Task prompt
Word for word, copy all the data and drop the pictures.

Material shown
※ ※ ※
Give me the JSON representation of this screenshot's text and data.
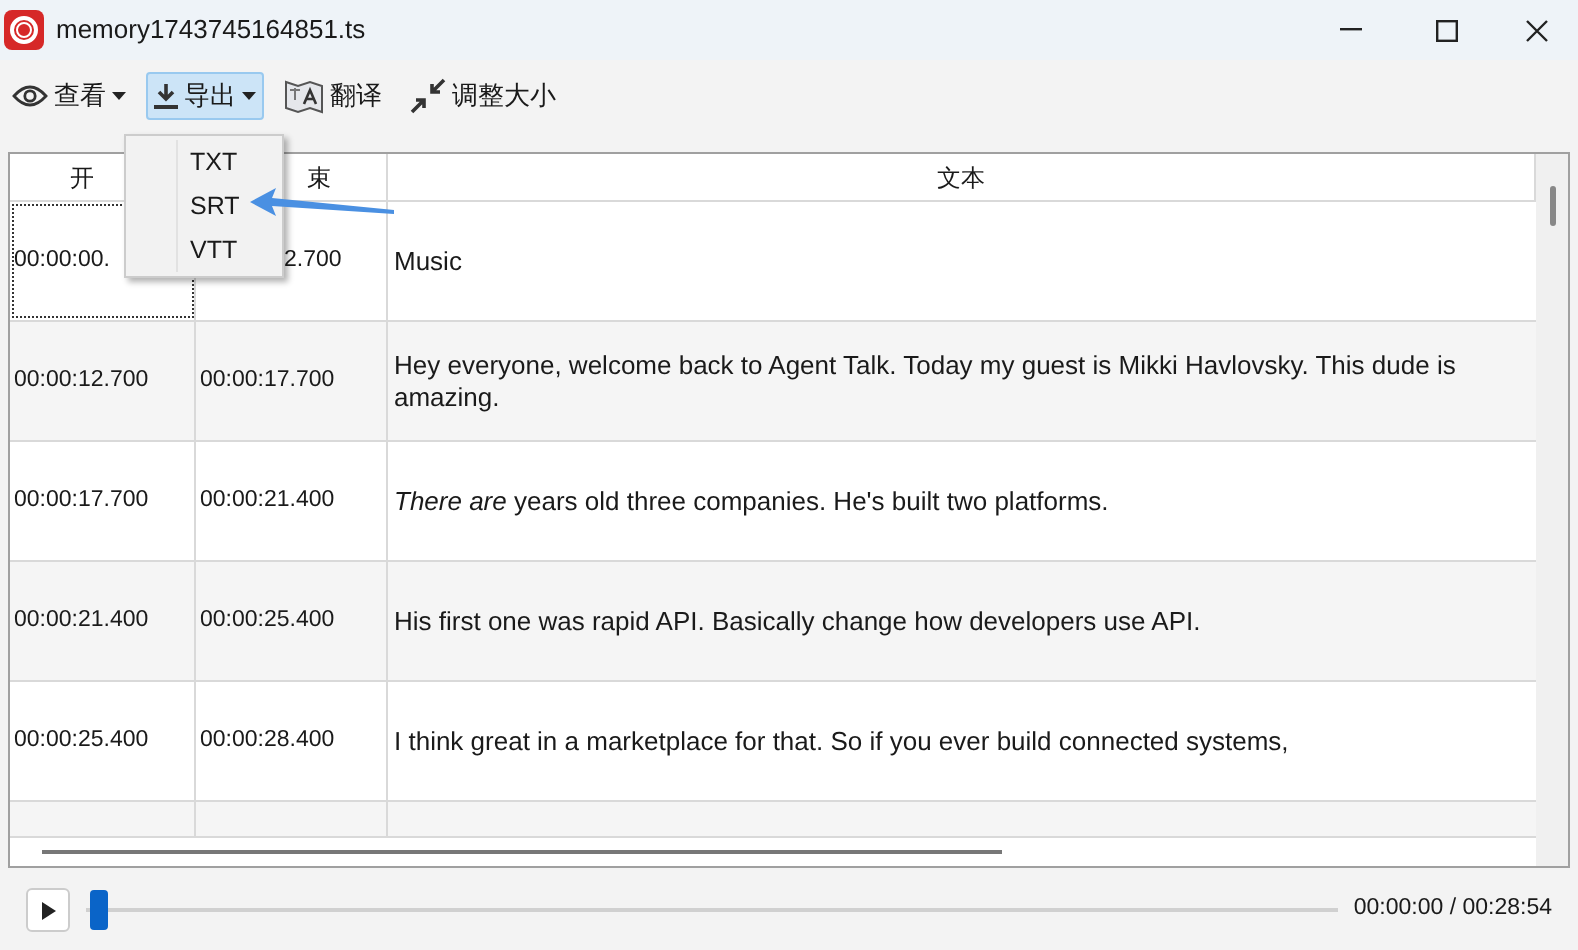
{
  "window": {
    "title": "memory1743745164851.ts"
  },
  "toolbar": [
    {
      "kind": "view",
      "label": "查看",
      "dropdown": true,
      "selected": false
    },
    {
      "kind": "export",
      "label": "导出",
      "dropdown": true,
      "selected": true
    },
    {
      "kind": "translate",
      "label": "翻译",
      "dropdown": false,
      "selected": false
    },
    {
      "kind": "resize",
      "label": "调整大小",
      "dropdown": false,
      "selected": false
    }
  ],
  "export_menu": {
    "items": [
      "TXT",
      "SRT",
      "VTT"
    ]
  },
  "table": {
    "columns": [
      "开",
      "束",
      "文本"
    ],
    "rows": [
      {
        "start": "00:00:00.",
        "end": "2.700",
        "text": "Music",
        "focused": true
      },
      {
        "start": "00:00:12.700",
        "end": "00:00:17.700",
        "text": "Hey everyone, welcome back to Agent Talk. Today my guest is Mikki Havlovsky. This dude is amazing.",
        "focused": false
      },
      {
        "start": "00:00:17.700",
        "end": "00:00:21.400",
        "text": "*There are* years old three companies. He's built two platforms.",
        "focused": false
      },
      {
        "start": "00:00:21.400",
        "end": "00:00:25.400",
        "text": "His first one was rapid API. Basically change how developers use API.",
        "focused": false
      },
      {
        "start": "00:00:25.400",
        "end": "00:00:28.400",
        "text": "I think great in a marketplace for that. So if you ever build connected systems,",
        "focused": false
      }
    ]
  },
  "player": {
    "level": 0.01,
    "time": "00:00:00 / 00:28:54"
  }
}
※ ※ ※
Finished answer
Give me the JSON representation of this screenshot's text and data.
{
  "window": {
    "title": "memory1743745164851.ts"
  },
  "toolbar": [
    {
      "kind": "view",
      "label": "查看",
      "dropdown": true,
      "selected": false
    },
    {
      "kind": "export",
      "label": "导出",
      "dropdown": true,
      "selected": true
    },
    {
      "kind": "translate",
      "label": "翻译",
      "dropdown": false,
      "selected": false
    },
    {
      "kind": "resize",
      "label": "调整大小",
      "dropdown": false,
      "selected": false
    }
  ],
  "export_menu": {
    "items": [
      "TXT",
      "SRT",
      "VTT"
    ]
  },
  "table": {
    "columns": [
      "开",
      "束",
      "文本"
    ],
    "rows": [
      {
        "start": "00:00:00.",
        "end": "2.700",
        "text": "Music",
        "focused": true
      },
      {
        "start": "00:00:12.700",
        "end": "00:00:17.700",
        "text": "Hey everyone, welcome back to Agent Talk. Today my guest is Mikki Havlovsky. This dude is amazing.",
        "focused": false
      },
      {
        "start": "00:00:17.700",
        "end": "00:00:21.400",
        "text": "*There are* years old three companies. He's built two platforms.",
        "focused": false
      },
      {
        "start": "00:00:21.400",
        "end": "00:00:25.400",
        "text": "His first one was rapid API. Basically change how developers use API.",
        "focused": false
      },
      {
        "start": "00:00:25.400",
        "end": "00:00:28.400",
        "text": "I think great in a marketplace for that. So if you ever build connected systems,",
        "focused": false
      }
    ]
  },
  "player": {
    "level": 0.01,
    "time": "00:00:00 / 00:28:54"
  }
}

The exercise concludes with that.